++++ Source data
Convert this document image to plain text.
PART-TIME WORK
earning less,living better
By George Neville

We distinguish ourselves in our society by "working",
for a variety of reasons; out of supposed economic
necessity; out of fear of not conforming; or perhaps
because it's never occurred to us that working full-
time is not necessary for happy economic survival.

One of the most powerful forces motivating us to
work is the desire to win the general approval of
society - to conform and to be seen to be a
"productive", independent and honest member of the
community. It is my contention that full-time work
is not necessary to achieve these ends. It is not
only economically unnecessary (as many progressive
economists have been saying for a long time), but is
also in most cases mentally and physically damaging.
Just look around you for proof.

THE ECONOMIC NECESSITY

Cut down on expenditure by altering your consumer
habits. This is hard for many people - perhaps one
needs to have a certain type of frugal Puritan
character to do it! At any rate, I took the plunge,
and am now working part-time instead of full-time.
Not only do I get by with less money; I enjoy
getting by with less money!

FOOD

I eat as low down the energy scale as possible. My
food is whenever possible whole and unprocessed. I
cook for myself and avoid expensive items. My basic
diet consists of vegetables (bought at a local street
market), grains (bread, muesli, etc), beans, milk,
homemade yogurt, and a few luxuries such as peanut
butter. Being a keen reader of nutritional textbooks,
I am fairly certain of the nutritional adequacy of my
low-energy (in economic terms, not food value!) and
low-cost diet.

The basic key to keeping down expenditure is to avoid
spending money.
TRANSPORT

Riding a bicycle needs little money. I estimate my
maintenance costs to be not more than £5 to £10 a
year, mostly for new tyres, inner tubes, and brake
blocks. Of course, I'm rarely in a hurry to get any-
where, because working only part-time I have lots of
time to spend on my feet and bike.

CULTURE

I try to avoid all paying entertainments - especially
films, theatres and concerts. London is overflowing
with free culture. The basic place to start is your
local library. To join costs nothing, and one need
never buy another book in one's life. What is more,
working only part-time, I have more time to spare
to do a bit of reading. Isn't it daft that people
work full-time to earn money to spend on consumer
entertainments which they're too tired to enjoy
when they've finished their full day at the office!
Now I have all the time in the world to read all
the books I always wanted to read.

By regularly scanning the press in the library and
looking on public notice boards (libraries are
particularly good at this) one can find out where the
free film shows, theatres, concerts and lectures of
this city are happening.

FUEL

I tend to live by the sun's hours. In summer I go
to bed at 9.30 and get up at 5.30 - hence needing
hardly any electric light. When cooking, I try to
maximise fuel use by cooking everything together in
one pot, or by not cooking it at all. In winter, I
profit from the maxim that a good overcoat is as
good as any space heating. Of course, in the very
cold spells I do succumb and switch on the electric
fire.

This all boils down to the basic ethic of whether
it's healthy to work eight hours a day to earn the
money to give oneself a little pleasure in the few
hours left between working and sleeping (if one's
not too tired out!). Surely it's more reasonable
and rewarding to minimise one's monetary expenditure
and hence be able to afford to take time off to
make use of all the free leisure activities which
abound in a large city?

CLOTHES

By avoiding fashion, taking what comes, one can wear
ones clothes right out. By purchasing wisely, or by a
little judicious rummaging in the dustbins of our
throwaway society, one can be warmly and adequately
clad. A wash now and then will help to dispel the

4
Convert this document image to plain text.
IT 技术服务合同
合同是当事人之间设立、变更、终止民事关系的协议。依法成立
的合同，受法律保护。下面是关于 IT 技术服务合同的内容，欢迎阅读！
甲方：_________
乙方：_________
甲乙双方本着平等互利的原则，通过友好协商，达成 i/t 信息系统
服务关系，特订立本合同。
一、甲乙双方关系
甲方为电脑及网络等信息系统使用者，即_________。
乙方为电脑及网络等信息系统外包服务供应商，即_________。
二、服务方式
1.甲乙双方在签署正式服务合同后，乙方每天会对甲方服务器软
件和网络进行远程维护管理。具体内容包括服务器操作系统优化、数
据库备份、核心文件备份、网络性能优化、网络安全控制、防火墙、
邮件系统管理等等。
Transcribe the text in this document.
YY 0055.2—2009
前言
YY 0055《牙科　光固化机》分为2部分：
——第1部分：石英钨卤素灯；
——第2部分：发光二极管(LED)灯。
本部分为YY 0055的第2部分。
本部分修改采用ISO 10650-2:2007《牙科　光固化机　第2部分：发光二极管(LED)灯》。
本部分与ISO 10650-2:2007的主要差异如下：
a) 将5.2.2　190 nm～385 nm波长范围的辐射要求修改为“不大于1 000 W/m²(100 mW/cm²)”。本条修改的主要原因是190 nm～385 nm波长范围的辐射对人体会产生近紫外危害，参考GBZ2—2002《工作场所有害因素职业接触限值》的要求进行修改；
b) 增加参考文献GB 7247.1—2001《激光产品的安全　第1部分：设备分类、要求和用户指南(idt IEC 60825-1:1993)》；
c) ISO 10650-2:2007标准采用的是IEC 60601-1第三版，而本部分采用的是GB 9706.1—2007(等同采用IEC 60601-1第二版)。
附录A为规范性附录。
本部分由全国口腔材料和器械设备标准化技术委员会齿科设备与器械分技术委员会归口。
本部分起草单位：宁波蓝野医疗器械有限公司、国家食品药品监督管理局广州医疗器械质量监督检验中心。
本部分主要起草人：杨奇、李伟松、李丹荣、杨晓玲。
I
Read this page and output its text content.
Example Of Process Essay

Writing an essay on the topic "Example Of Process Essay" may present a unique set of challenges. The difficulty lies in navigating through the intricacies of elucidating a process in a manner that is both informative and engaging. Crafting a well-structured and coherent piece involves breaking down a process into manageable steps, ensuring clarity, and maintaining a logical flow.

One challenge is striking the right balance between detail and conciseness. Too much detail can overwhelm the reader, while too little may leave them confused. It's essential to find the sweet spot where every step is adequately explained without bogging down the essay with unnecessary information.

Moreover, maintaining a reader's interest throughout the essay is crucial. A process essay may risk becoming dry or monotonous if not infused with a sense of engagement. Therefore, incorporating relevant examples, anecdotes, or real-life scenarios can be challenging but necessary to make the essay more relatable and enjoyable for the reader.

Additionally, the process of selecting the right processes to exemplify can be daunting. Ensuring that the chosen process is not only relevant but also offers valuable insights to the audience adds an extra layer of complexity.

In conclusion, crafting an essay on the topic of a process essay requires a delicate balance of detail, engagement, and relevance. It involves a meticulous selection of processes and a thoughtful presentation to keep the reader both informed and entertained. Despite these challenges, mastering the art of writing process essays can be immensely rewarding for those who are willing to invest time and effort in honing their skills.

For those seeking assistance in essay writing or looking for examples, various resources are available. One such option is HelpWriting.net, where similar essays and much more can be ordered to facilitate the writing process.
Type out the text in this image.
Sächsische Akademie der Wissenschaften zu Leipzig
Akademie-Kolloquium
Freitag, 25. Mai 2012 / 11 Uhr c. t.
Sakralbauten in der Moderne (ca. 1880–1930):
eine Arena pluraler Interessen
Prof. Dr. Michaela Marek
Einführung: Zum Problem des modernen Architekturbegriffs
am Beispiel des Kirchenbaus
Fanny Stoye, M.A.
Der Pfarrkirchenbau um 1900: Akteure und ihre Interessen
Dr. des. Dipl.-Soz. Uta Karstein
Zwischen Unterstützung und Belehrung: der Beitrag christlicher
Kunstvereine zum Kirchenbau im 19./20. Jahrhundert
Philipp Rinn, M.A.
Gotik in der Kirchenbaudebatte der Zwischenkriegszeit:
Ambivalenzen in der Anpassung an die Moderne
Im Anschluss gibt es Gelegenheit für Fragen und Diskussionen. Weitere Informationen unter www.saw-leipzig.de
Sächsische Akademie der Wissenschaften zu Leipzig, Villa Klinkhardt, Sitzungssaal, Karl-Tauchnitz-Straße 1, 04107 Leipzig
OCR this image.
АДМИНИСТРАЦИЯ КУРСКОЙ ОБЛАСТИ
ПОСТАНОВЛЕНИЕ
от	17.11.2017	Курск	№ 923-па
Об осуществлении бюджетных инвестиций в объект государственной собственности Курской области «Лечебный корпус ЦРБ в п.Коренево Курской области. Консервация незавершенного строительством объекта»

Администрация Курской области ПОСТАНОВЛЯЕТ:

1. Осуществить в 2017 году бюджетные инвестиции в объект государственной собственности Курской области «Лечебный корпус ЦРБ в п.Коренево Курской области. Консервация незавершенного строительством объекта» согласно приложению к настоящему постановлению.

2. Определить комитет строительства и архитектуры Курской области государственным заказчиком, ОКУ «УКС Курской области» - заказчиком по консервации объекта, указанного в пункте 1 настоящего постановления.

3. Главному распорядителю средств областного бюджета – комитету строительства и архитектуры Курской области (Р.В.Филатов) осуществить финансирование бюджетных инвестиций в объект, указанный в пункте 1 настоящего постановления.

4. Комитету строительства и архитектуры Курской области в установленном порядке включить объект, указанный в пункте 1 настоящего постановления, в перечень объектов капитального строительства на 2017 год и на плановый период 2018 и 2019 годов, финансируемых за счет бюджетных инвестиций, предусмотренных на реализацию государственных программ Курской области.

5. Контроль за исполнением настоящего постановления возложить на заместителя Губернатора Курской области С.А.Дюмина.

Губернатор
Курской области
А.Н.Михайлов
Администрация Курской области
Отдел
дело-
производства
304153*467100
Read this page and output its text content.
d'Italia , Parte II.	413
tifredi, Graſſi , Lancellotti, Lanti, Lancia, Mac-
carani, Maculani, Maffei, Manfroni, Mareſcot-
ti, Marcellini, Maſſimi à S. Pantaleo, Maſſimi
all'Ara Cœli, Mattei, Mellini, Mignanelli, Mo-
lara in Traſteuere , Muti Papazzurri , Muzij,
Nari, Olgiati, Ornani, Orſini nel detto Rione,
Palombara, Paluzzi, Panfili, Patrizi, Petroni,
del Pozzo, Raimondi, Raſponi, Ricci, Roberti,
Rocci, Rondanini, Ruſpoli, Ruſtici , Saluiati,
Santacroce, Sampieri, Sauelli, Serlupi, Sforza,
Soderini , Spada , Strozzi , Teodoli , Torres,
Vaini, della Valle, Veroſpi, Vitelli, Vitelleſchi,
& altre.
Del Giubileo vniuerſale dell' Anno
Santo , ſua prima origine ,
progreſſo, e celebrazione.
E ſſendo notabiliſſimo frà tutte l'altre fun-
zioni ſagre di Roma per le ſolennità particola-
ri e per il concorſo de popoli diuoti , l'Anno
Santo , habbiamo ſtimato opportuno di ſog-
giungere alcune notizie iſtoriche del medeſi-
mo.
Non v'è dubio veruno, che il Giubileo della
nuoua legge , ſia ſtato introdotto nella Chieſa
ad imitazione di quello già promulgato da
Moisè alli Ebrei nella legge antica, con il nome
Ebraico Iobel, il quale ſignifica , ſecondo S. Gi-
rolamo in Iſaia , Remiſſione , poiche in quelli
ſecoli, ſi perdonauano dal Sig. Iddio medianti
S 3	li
++++++++
What is asked ->
Using the entries above, return each line in which the word "many" occurs.

Output for this task ->
only economically unnecessary (as many progressive
habits. This is hard for many people - perhaps one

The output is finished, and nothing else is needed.